### Your instructions
Quote the listing in full, exactly as given, minus any pictures.

### The input
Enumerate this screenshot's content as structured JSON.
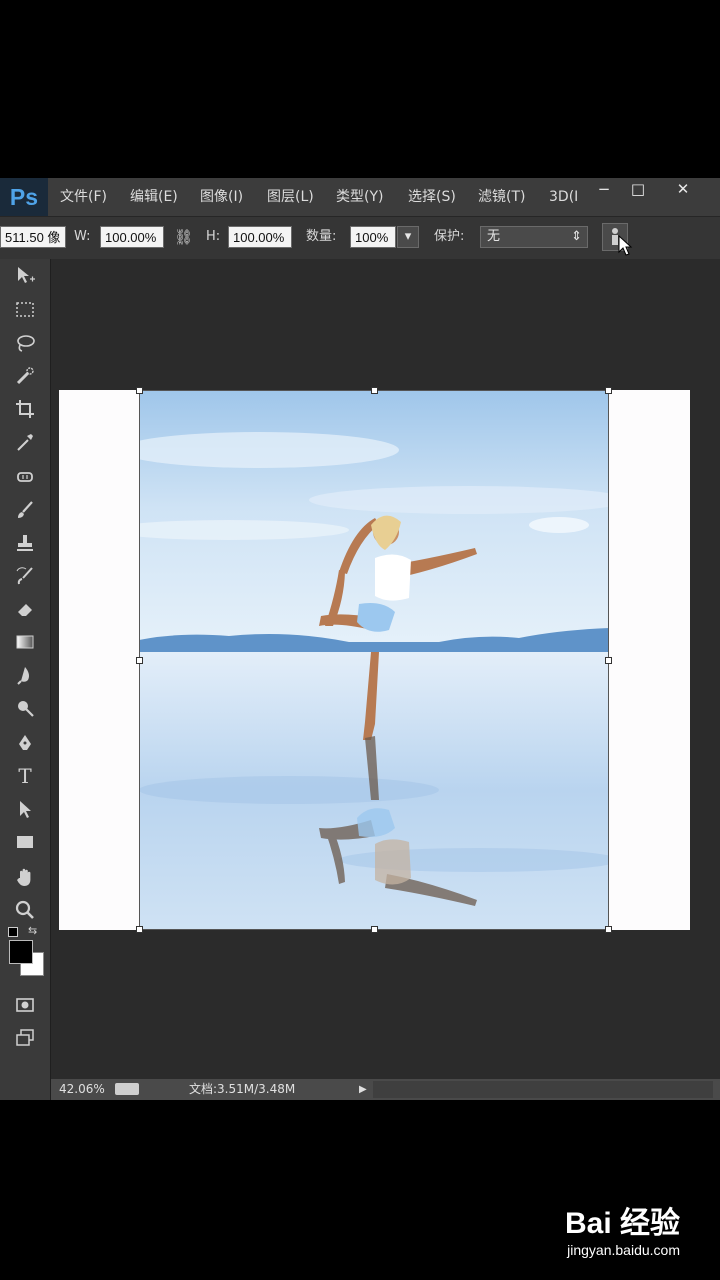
{
  "app": {
    "logo": "Ps"
  },
  "menu": {
    "items": [
      "文件(F)",
      "编辑(E)",
      "图像(I)",
      "图层(L)",
      "类型(Y)",
      "选择(S)",
      "滤镜(T)",
      "3D(I"
    ]
  },
  "window_controls": {
    "minimize": "−",
    "maximize": "□",
    "close": "✕"
  },
  "options": {
    "x_value": "511.50 像",
    "w_label": "W:",
    "w_value": "100.00%",
    "h_label": "H:",
    "h_value": "100.00%",
    "amount_label": "数量:",
    "amount_value": "100%",
    "protect_label": "保护:",
    "protect_value": "无"
  },
  "tools": [
    "move-icon",
    "marquee-icon",
    "lasso-icon",
    "quick-select-icon",
    "crop-icon",
    "eyedropper-icon",
    "healing-icon",
    "brush-icon",
    "stamp-icon",
    "history-brush-icon",
    "eraser-icon",
    "gradient-icon",
    "blur-icon",
    "dodge-icon",
    "pen-icon",
    "type-icon",
    "path-select-icon",
    "rectangle-icon",
    "hand-icon",
    "zoom-icon"
  ],
  "status": {
    "zoom": "42.06%",
    "doc_info": "文档:3.51M/3.48M"
  },
  "watermark": {
    "logo": "Bai 经验",
    "url": "jingyan.baidu.com"
  },
  "colors": {
    "ps_blue": "#4fa3e8",
    "panel": "#3a3a3a",
    "canvas_bg": "#2b2b2b"
  }
}
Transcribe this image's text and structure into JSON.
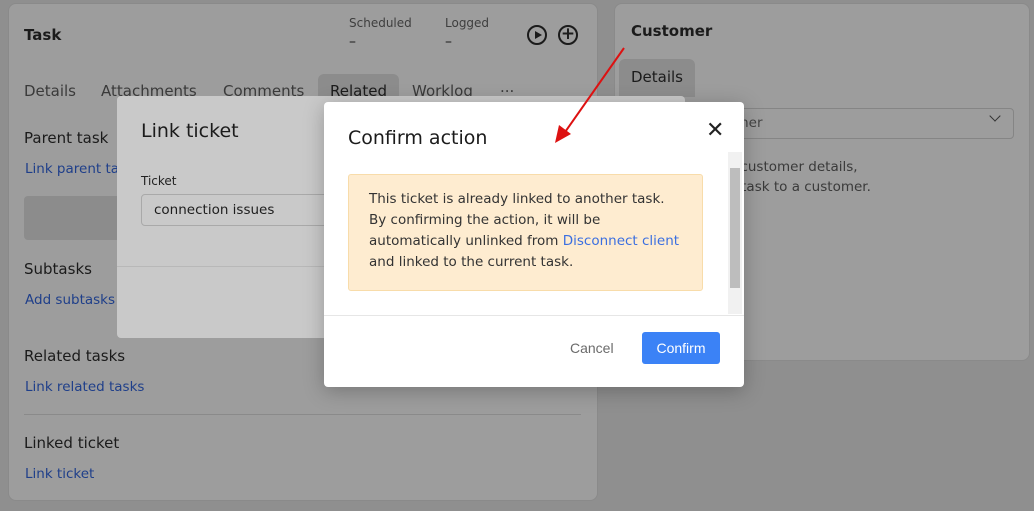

### Problem solution
Enumerate this screenshot's content as structured JSON.
{
  "app": {
    "logo": "Ps"
  },
  "menu": {
    "items": [
      "文件(F)",
      "编辑(E)",
      "图像(I)",
      "图层(L)",
      "类型(Y)",
      "选择(S)",
      "滤镜(T)",
      "3D(I"
    ]
  },
  "window_controls": {
    "minimize": "−",
    "maximize": "□",
    "close": "✕"
  },
  "options": {
    "x_value": "511.50 像",
    "w_label": "W:",
    "w_value": "100.00%",
    "h_label": "H:",
    "h_value": "100.00%",
    "amount_label": "数量:",
    "amount_value": "100%",
    "protect_label": "保护:",
    "protect_value": "无"
  },
  "tools": [
    "move-icon",
    "marquee-icon",
    "lasso-icon",
    "quick-select-icon",
    "crop-icon",
    "eyedropper-icon",
    "healing-icon",
    "brush-icon",
    "stamp-icon",
    "history-brush-icon",
    "eraser-icon",
    "gradient-icon",
    "blur-icon",
    "dodge-icon",
    "pen-icon",
    "type-icon",
    "path-select-icon",
    "rectangle-icon",
    "hand-icon",
    "zoom-icon"
  ],
  "status": {
    "zoom": "42.06%",
    "doc_info": "文档:3.51M/3.48M"
  },
  "watermark": {
    "logo": "Bai 经验",
    "url": "jingyan.baidu.com"
  },
  "colors": {
    "ps_blue": "#4fa3e8",
    "panel": "#3a3a3a",
    "canvas_bg": "#2b2b2b"
  }
}
Transcribe this image's text and structure into JSON.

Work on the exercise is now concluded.